++++ SOURCE MATERIAL

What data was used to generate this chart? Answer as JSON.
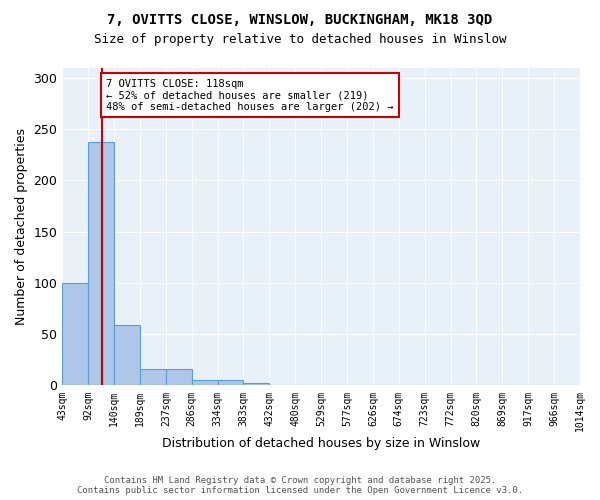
{
  "title1": "7, OVITTS CLOSE, WINSLOW, BUCKINGHAM, MK18 3QD",
  "title2": "Size of property relative to detached houses in Winslow",
  "xlabel": "Distribution of detached houses by size in Winslow",
  "ylabel": "Number of detached properties",
  "bin_labels": [
    "43sqm",
    "92sqm",
    "140sqm",
    "189sqm",
    "237sqm",
    "286sqm",
    "334sqm",
    "383sqm",
    "432sqm",
    "480sqm",
    "529sqm",
    "577sqm",
    "626sqm",
    "674sqm",
    "723sqm",
    "772sqm",
    "820sqm",
    "869sqm",
    "917sqm",
    "966sqm",
    "1014sqm"
  ],
  "bar_heights": [
    100,
    237,
    59,
    16,
    16,
    5,
    5,
    2,
    0,
    0,
    0,
    0,
    0,
    0,
    0,
    0,
    0,
    0,
    0,
    0
  ],
  "bar_color": "#aec6e8",
  "bar_edge_color": "#5a9fd4",
  "annotation_text": "7 OVITTS CLOSE: 118sqm\n← 52% of detached houses are smaller (219)\n48% of semi-detached houses are larger (202) →",
  "annotation_box_color": "#ffffff",
  "annotation_border_color": "#cc0000",
  "ylim": [
    0,
    310
  ],
  "yticks": [
    0,
    50,
    100,
    150,
    200,
    250,
    300
  ],
  "bg_color": "#e8f0f8",
  "footer1": "Contains HM Land Registry data © Crown copyright and database right 2025.",
  "footer2": "Contains public sector information licensed under the Open Government Licence v3.0."
}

++++++++

EXERCISE GOAL
All records should be output exactly, with the pictures left out.

THE ANSWER
What data was used to generate this chart? Answer as JSON.
{
  "title1": "7, OVITTS CLOSE, WINSLOW, BUCKINGHAM, MK18 3QD",
  "title2": "Size of property relative to detached houses in Winslow",
  "xlabel": "Distribution of detached houses by size in Winslow",
  "ylabel": "Number of detached properties",
  "bin_labels": [
    "43sqm",
    "92sqm",
    "140sqm",
    "189sqm",
    "237sqm",
    "286sqm",
    "334sqm",
    "383sqm",
    "432sqm",
    "480sqm",
    "529sqm",
    "577sqm",
    "626sqm",
    "674sqm",
    "723sqm",
    "772sqm",
    "820sqm",
    "869sqm",
    "917sqm",
    "966sqm",
    "1014sqm"
  ],
  "bar_heights": [
    100,
    237,
    59,
    16,
    16,
    5,
    5,
    2,
    0,
    0,
    0,
    0,
    0,
    0,
    0,
    0,
    0,
    0,
    0,
    0
  ],
  "bar_color": "#aec6e8",
  "bar_edge_color": "#5a9fd4",
  "annotation_text": "7 OVITTS CLOSE: 118sqm\n← 52% of detached houses are smaller (219)\n48% of semi-detached houses are larger (202) →",
  "annotation_box_color": "#ffffff",
  "annotation_border_color": "#cc0000",
  "ylim": [
    0,
    310
  ],
  "yticks": [
    0,
    50,
    100,
    150,
    200,
    250,
    300
  ],
  "bg_color": "#e8f0f8",
  "footer1": "Contains HM Land Registry data © Crown copyright and database right 2025.",
  "footer2": "Contains public sector information licensed under the Open Government Licence v3.0."
}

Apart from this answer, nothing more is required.